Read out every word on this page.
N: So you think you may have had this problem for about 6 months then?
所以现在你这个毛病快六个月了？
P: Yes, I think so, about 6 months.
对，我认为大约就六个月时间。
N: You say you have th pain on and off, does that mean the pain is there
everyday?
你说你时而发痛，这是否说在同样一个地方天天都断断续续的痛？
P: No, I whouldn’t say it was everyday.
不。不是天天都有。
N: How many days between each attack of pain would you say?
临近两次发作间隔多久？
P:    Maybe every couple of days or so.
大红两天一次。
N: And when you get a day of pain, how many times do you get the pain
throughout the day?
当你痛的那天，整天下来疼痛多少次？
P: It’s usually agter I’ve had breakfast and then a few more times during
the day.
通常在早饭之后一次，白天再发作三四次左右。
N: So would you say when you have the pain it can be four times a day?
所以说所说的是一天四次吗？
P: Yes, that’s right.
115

:: Directions ::
Set down all of the data above, word for word.

:: Exercise answer ::
Read out every word on this page.
N: So you think you may have had this problem for about 6 months then?
所以现在你这个毛病快六个月了？
P: Yes, I think so, about 6 months.
对，我认为大约就六个月时间。
N: You say you have th pain on and off, does that mean the pain is there
everyday?
你说你时而发痛，这是否说在同样一个地方天天都断断续续的痛？
P: No, I whouldn’t say it was everyday.
不。不是天天都有。
N: How many days between each attack of pain would you say?
临近两次发作间隔多久？
P:    Maybe every couple of days or so.
大红两天一次。
N: And when you get a day of pain, how many times do you get the pain
throughout the day?
当你痛的那天，整天下来疼痛多少次？
P: It’s usually agter I’ve had breakfast and then a few more times during
the day.
通常在早饭之后一次，白天再发作三四次左右。
N: So would you say when you have the pain it can be four times a day?
所以说所说的是一天四次吗？
P: Yes, that’s right.
115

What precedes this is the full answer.